### EXTRAIT DE PAGE:
Un artiste est penché dessus, concentré. Il écrit aussi les mots «Stay strong our kid», une expression locale pour dire «tiens bon mon ami». «Manchester est une ville unique. L'abeille signifie qu'ici on travaille dur, qu'on est debout et solidaires», explique-t-elle en référence à la culture ouvrière de la cité. «Et en plus, l'argent revient aux familles». Un fonds d'aide, mis en place par la mairie avec notamment l'aide de la Croix-Rouge après l'attentat de lundi soir qui a tué 22 personnes dans une salle de concert, a déjà récolté 4 millions de livres.
Un tatoueur de la région, reconnaissant ne savoir «que tatouer», s'est mobilisé, proposant de faire payer 50 livres la petite abeille et de verser les sommes collectées à ce fonds. Une consœur a monté une page Facebook et c'était parti. Jordon, 28 ans, qui dessine d'un geste sûr et rapide l'abeille de Naomi, fait des heures sup depuis plusieurs jours. «Et je vais venir bosser sur mes jours de repos. La demande est énorme», dit-il.
«Hier j'ai tatoué une quinzaine d'abeilles. Et là, il y a déjà six personnes qui attendent leur tour», dit le jeune homme, sans lever la tête de son ouvrage. Son patron, Paul, qui possède trois salons, confirme. «On a rappelé des clients qui avaient rendez-vous pour leur dire qu'on les prendrait plus tard. On se concentre sur les abeilles. Comme ça on peut prendre des gens qui se présentent... Pardon, je dois répondre là», dit-il. Encore le téléphone. «Oui dimanche et lundi, ce sera ouvert. Sans rendez-vous. Des tatoueurs vont venir en renfort d'autres villes du coin, mais il faudra faire la queue oui...» Il raccroche. «Je vais acheter des boissons fraîches pour faire patienter les gens», dit-il, comme à lui-même.

### MISE EN PRATIQUE:
1 > D'après l'extrait sur les tatouages d'abeilles, quelle somme le fonds d'aide a-t-il déjà récoltée ?
2 > Recopiez le passage de l'extrait sur les tatouages d'abeilles qui commence par « Un artiste est » et se poursuit jusqu'à « millions de livres. ».
3 > Les affirmations suivantes concordent-elles avec l'extrait sur les tatouages d'abeilles ? Répondez par oui ou par non à chacune et citez les mots du texte qui tranchent.
(a) Le jeune homme dit avoir tatoué une quinzaine d'abeilles la veille.
(b) Paul possède deux salons.
(c) Le salon sera fermé le dimanche.

### EXTRAITS DE LIGNES:
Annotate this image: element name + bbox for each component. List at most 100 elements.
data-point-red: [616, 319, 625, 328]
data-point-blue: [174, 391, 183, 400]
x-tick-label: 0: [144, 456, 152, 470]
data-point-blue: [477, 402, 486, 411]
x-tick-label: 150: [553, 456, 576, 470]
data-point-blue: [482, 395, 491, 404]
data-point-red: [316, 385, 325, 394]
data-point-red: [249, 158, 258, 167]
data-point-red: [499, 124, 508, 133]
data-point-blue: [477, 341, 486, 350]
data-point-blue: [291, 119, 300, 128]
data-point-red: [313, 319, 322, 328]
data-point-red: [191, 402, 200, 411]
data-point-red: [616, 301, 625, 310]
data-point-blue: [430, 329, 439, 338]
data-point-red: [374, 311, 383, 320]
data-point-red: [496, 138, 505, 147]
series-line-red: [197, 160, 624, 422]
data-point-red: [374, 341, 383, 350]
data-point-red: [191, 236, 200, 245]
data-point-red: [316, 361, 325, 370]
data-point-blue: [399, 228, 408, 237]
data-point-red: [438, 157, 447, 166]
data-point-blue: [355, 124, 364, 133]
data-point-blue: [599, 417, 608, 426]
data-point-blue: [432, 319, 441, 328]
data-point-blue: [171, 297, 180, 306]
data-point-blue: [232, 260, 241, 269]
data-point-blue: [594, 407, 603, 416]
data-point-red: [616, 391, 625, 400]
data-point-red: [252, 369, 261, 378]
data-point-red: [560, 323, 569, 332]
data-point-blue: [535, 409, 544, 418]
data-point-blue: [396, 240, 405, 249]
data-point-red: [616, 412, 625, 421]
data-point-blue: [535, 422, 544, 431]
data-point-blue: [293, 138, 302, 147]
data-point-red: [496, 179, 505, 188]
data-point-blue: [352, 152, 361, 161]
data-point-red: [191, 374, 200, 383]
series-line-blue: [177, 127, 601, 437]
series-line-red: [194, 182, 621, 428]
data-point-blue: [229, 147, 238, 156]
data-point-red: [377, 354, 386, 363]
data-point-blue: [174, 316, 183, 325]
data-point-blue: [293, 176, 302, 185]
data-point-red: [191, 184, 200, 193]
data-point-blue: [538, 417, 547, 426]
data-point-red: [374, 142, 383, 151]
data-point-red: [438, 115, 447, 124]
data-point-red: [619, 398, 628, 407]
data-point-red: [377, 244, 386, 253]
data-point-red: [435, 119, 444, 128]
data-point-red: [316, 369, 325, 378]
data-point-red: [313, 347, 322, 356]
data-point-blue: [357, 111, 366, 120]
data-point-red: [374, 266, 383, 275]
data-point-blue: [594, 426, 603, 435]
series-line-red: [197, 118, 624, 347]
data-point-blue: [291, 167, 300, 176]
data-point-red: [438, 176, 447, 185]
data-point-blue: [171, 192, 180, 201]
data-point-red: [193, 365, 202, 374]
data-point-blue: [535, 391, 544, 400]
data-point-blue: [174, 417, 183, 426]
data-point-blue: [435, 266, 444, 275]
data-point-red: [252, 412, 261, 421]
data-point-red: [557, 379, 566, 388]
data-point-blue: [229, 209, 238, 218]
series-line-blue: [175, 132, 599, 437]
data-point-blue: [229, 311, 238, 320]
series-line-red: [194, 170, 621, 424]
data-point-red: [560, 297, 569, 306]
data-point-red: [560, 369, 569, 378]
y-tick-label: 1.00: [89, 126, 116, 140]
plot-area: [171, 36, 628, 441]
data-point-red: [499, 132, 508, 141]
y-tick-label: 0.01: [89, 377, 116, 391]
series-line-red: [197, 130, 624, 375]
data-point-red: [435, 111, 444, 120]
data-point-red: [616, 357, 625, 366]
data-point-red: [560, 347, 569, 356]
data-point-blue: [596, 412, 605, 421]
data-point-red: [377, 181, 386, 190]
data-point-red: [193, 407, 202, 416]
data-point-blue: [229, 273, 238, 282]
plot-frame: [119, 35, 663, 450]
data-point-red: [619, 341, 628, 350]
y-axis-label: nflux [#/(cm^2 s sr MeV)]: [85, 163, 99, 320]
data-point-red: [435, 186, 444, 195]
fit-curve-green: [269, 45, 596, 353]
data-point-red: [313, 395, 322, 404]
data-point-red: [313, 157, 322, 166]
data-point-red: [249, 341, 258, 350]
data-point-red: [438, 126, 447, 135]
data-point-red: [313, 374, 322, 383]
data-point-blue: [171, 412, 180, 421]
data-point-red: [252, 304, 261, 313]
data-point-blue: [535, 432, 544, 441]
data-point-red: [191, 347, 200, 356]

### LISTE DES RÉPONSES:
1 > 4 millions de livres.

2 >
Un artiste est penché dessus, concentré. Il écrit aussi les mots «Stay strong our kid», une expression locale pour dire «tiens bon mon ami». «Manchester est une ville unique. L'abeille signifie qu'ici on travaille dur, qu'on est debout et solidaires», explique-t-elle en référence à la culture ouvrière de la cité. «Et en plus, l'argent revient aux familles». Un fonds d'aide, mis en place par la mairie avec notamment l'aide de la Croix-Rouge après l'attentat de lundi soir qui a tué 22 personnes dans une salle de concert, a déjà récolté 4 millions de livres.

3 >
(a) Oui : « Hier j'ai tatoué une quinzaine d'abeilles. »
(b) Non : « Son patron, Paul, qui possède trois salons »
(c) Non : « Oui dimanche et lundi, ce sera ouvert. »